Listing:
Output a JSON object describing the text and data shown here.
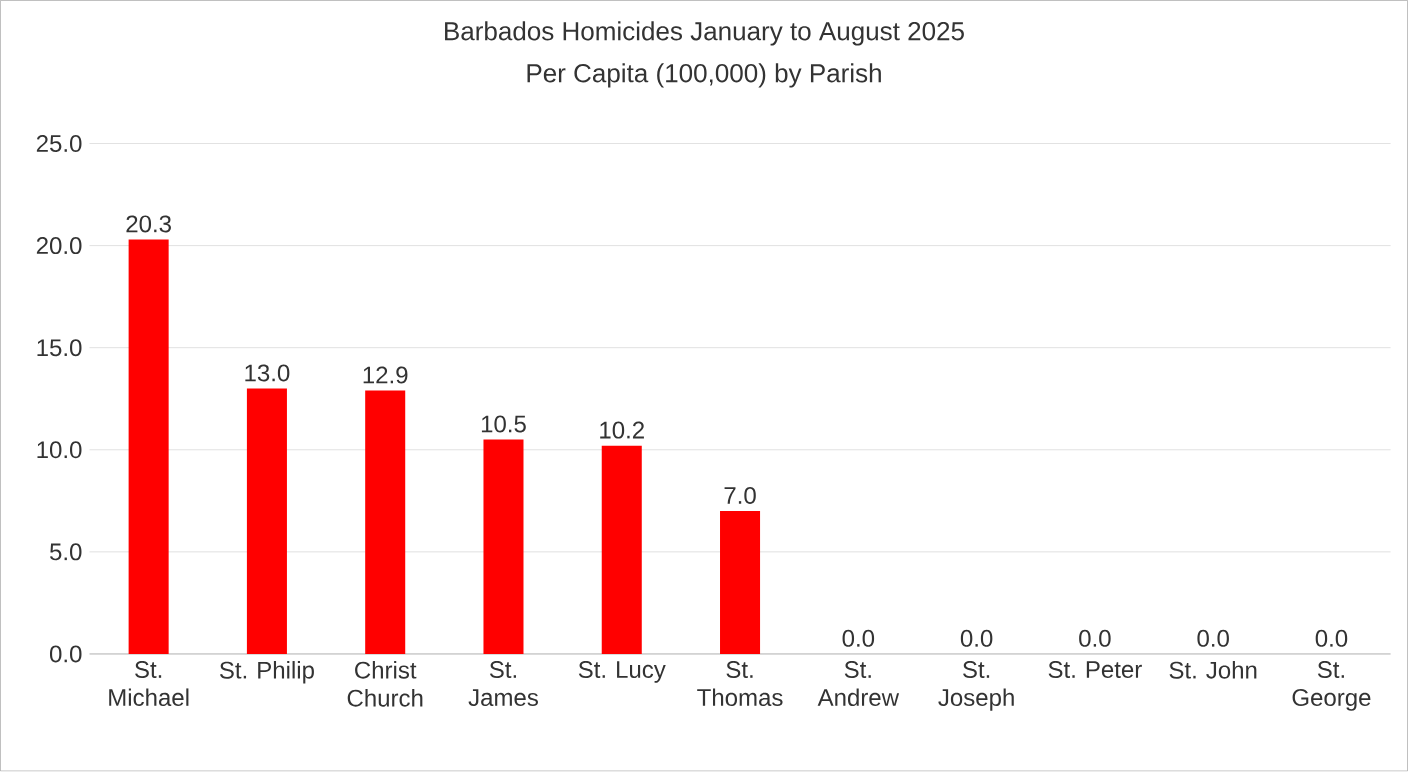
{
  "chart_data": {
    "type": "bar",
    "title": "Barbados Homicides January to August 2025",
    "subtitle": "Per Capita (100,000) by Parish",
    "categories": [
      "St. Michael",
      "St. Philip",
      "Christ Church",
      "St. James",
      "St. Lucy",
      "St. Thomas",
      "St. Andrew",
      "St. Joseph",
      "St. Peter",
      "St. John",
      "St. George"
    ],
    "values": [
      20.3,
      13.0,
      12.9,
      10.5,
      10.2,
      7.0,
      0.0,
      0.0,
      0.0,
      0.0,
      0.0
    ],
    "value_labels": [
      "20.3",
      "13.0",
      "12.9",
      "10.5",
      "10.2",
      "7.0",
      "0.0",
      "0.0",
      "0.0",
      "0.0",
      "0.0"
    ],
    "color": "#ff0000",
    "ylim": [
      0,
      25
    ],
    "yticks": [
      {
        "value": 0,
        "label": "0.0"
      },
      {
        "value": 5,
        "label": "5.0"
      },
      {
        "value": 10,
        "label": "10.0"
      },
      {
        "value": 15,
        "label": "15.0"
      },
      {
        "value": 20,
        "label": "20.0"
      },
      {
        "value": 25,
        "label": "25.0"
      }
    ],
    "grid": "y"
  }
}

To do:
Make an exact copy of the records above, with the pictures left out.

The answer:
Output a JSON object describing the text and data shown here.
{
  "chart_data": {
    "type": "bar",
    "title": "Barbados Homicides January to August 2025",
    "subtitle": "Per Capita (100,000) by Parish",
    "categories": [
      "St. Michael",
      "St. Philip",
      "Christ Church",
      "St. James",
      "St. Lucy",
      "St. Thomas",
      "St. Andrew",
      "St. Joseph",
      "St. Peter",
      "St. John",
      "St. George"
    ],
    "values": [
      20.3,
      13.0,
      12.9,
      10.5,
      10.2,
      7.0,
      0.0,
      0.0,
      0.0,
      0.0,
      0.0
    ],
    "value_labels": [
      "20.3",
      "13.0",
      "12.9",
      "10.5",
      "10.2",
      "7.0",
      "0.0",
      "0.0",
      "0.0",
      "0.0",
      "0.0"
    ],
    "color": "#ff0000",
    "ylim": [
      0,
      25
    ],
    "yticks": [
      {
        "value": 0,
        "label": "0.0"
      },
      {
        "value": 5,
        "label": "5.0"
      },
      {
        "value": 10,
        "label": "10.0"
      },
      {
        "value": 15,
        "label": "15.0"
      },
      {
        "value": 20,
        "label": "20.0"
      },
      {
        "value": 25,
        "label": "25.0"
      }
    ],
    "grid": "y"
  }
}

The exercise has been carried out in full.